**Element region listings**

^^^^^^^^

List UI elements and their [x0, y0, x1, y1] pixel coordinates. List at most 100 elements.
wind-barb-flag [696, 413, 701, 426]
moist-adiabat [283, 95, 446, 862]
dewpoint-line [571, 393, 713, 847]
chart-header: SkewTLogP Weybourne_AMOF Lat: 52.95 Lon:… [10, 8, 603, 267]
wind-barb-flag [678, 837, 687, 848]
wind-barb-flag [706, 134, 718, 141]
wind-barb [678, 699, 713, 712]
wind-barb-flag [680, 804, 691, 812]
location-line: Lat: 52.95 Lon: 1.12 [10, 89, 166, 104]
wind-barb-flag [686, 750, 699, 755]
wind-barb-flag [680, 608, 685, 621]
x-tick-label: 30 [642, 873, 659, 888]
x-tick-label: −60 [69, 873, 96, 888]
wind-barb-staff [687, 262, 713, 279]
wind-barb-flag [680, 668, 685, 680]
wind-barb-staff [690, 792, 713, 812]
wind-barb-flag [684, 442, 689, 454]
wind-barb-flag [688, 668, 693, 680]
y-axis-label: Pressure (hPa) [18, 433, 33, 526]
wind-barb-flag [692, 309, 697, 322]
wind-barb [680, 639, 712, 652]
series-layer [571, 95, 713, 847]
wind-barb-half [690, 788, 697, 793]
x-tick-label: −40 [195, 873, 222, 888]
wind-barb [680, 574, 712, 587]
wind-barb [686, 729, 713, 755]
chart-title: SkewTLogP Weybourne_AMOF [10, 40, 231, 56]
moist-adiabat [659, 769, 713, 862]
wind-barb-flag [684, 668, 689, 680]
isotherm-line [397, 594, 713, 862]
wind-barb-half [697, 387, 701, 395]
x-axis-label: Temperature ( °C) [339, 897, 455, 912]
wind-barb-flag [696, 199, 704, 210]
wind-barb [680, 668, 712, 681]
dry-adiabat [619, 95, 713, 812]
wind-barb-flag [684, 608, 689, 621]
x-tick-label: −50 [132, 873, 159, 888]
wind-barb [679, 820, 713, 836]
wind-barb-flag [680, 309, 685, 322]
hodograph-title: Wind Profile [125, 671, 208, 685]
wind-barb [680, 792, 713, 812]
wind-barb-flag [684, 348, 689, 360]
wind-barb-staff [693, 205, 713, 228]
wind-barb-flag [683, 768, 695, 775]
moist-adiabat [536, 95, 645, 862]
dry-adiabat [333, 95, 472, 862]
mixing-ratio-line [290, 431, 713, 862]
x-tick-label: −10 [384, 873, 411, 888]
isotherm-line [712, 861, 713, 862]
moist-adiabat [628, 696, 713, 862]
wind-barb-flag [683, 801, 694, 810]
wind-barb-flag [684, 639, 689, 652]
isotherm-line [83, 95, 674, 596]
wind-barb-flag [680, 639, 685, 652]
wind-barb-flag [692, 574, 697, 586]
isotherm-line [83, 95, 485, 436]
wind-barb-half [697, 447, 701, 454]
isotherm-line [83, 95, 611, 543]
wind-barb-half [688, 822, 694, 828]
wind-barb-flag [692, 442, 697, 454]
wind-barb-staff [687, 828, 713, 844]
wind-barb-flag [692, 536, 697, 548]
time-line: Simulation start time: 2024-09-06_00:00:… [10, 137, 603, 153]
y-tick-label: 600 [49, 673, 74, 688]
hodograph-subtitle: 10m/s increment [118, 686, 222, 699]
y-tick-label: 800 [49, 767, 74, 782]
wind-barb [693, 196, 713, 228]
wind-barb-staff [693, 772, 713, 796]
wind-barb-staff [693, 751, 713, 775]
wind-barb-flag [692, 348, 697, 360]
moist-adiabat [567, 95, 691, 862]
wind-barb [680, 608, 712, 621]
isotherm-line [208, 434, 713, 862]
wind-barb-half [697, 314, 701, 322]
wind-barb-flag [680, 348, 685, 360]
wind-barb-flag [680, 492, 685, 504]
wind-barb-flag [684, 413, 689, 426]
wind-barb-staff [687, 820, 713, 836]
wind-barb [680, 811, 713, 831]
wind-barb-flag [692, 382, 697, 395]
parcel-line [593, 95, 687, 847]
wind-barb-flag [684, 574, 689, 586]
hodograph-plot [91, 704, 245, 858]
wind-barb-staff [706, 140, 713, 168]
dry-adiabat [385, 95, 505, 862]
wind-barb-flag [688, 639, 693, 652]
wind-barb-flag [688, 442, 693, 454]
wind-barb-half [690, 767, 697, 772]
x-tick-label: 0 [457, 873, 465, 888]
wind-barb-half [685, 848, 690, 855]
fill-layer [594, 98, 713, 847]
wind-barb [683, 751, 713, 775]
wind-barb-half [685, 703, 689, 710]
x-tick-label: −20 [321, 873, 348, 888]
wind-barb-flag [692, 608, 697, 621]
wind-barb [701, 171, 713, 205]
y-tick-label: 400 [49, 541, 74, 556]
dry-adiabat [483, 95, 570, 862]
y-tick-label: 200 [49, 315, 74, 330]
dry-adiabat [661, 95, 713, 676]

^^^^^^^^

**Problem requirements**
Reproduce the data above line for line, keeping every character unchanged.

**The answer**
List UI elements and their [x0, y0, x1, y1] pixel coordinates. List at most 100 elements.
wind-barb-flag [696, 413, 701, 426]
moist-adiabat [283, 95, 446, 862]
dewpoint-line [571, 393, 713, 847]
chart-header: SkewTLogP Weybourne_AMOF Lat: 52.95 Lon:… [10, 8, 603, 267]
wind-barb-flag [678, 837, 687, 848]
wind-barb-flag [706, 134, 718, 141]
wind-barb [678, 699, 713, 712]
wind-barb-flag [680, 804, 691, 812]
location-line: Lat: 52.95 Lon: 1.12 [10, 89, 166, 104]
wind-barb-flag [686, 750, 699, 755]
wind-barb-flag [680, 608, 685, 621]
x-tick-label: 30 [642, 873, 659, 888]
x-tick-label: −60 [69, 873, 96, 888]
wind-barb-staff [687, 262, 713, 279]
wind-barb-flag [680, 668, 685, 680]
wind-barb-staff [690, 792, 713, 812]
wind-barb-flag [684, 442, 689, 454]
wind-barb-flag [688, 668, 693, 680]
y-axis-label: Pressure (hPa) [18, 433, 33, 526]
wind-barb-flag [692, 309, 697, 322]
wind-barb [680, 639, 712, 652]
series-layer [571, 95, 713, 847]
wind-barb-half [690, 788, 697, 793]
x-tick-label: −40 [195, 873, 222, 888]
wind-barb [680, 574, 712, 587]
wind-barb [686, 729, 713, 755]
chart-title: SkewTLogP Weybourne_AMOF [10, 40, 231, 56]
moist-adiabat [659, 769, 713, 862]
wind-barb-flag [684, 668, 689, 680]
isotherm-line [397, 594, 713, 862]
wind-barb-half [697, 387, 701, 395]
x-axis-label: Temperature ( °C) [339, 897, 455, 912]
wind-barb-flag [696, 199, 704, 210]
wind-barb [680, 668, 712, 681]
dry-adiabat [619, 95, 713, 812]
wind-barb-flag [684, 608, 689, 621]
x-tick-label: −50 [132, 873, 159, 888]
wind-barb [679, 820, 713, 836]
wind-barb-flag [680, 309, 685, 322]
hodograph-title: Wind Profile [125, 671, 208, 685]
wind-barb [680, 792, 713, 812]
wind-barb-flag [684, 348, 689, 360]
wind-barb-staff [693, 205, 713, 228]
wind-barb-flag [683, 768, 695, 775]
moist-adiabat [536, 95, 645, 862]
dry-adiabat [333, 95, 472, 862]
mixing-ratio-line [290, 431, 713, 862]
x-tick-label: −10 [384, 873, 411, 888]
isotherm-line [712, 861, 713, 862]
moist-adiabat [628, 696, 713, 862]
wind-barb-flag [683, 801, 694, 810]
wind-barb-flag [684, 639, 689, 652]
isotherm-line [83, 95, 674, 596]
wind-barb-flag [680, 639, 685, 652]
wind-barb-flag [692, 574, 697, 586]
isotherm-line [83, 95, 485, 436]
wind-barb-half [697, 447, 701, 454]
isotherm-line [83, 95, 611, 543]
wind-barb-half [688, 822, 694, 828]
wind-barb-flag [692, 442, 697, 454]
wind-barb-staff [687, 828, 713, 844]
wind-barb-flag [692, 536, 697, 548]
time-line: Simulation start time: 2024-09-06_00:00:… [10, 137, 603, 153]
y-tick-label: 600 [49, 673, 74, 688]
hodograph-subtitle: 10m/s increment [118, 686, 222, 699]
y-tick-label: 800 [49, 767, 74, 782]
wind-barb [693, 196, 713, 228]
wind-barb-staff [693, 772, 713, 796]
wind-barb-staff [693, 751, 713, 775]
wind-barb-flag [692, 348, 697, 360]
moist-adiabat [567, 95, 691, 862]
wind-barb [680, 608, 712, 621]
isotherm-line [208, 434, 713, 862]
wind-barb-half [697, 314, 701, 322]
wind-barb-flag [680, 348, 685, 360]
wind-barb-flag [680, 492, 685, 504]
wind-barb-flag [684, 413, 689, 426]
wind-barb-staff [687, 820, 713, 836]
wind-barb [680, 811, 713, 831]
wind-barb-flag [692, 382, 697, 395]
parcel-line [593, 95, 687, 847]
wind-barb-flag [684, 574, 689, 586]
hodograph-plot [91, 704, 245, 858]
wind-barb-staff [706, 140, 713, 168]
dry-adiabat [385, 95, 505, 862]
wind-barb-flag [688, 639, 693, 652]
wind-barb-flag [688, 442, 693, 454]
wind-barb-half [690, 767, 697, 772]
x-tick-label: 0 [457, 873, 465, 888]
wind-barb-half [685, 848, 690, 855]
fill-layer [594, 98, 713, 847]
wind-barb [683, 751, 713, 775]
wind-barb-half [685, 703, 689, 710]
x-tick-label: −20 [321, 873, 348, 888]
wind-barb-flag [692, 608, 697, 621]
wind-barb [701, 171, 713, 205]
y-tick-label: 400 [49, 541, 74, 556]
dry-adiabat [483, 95, 570, 862]
y-tick-label: 200 [49, 315, 74, 330]
dry-adiabat [661, 95, 713, 676]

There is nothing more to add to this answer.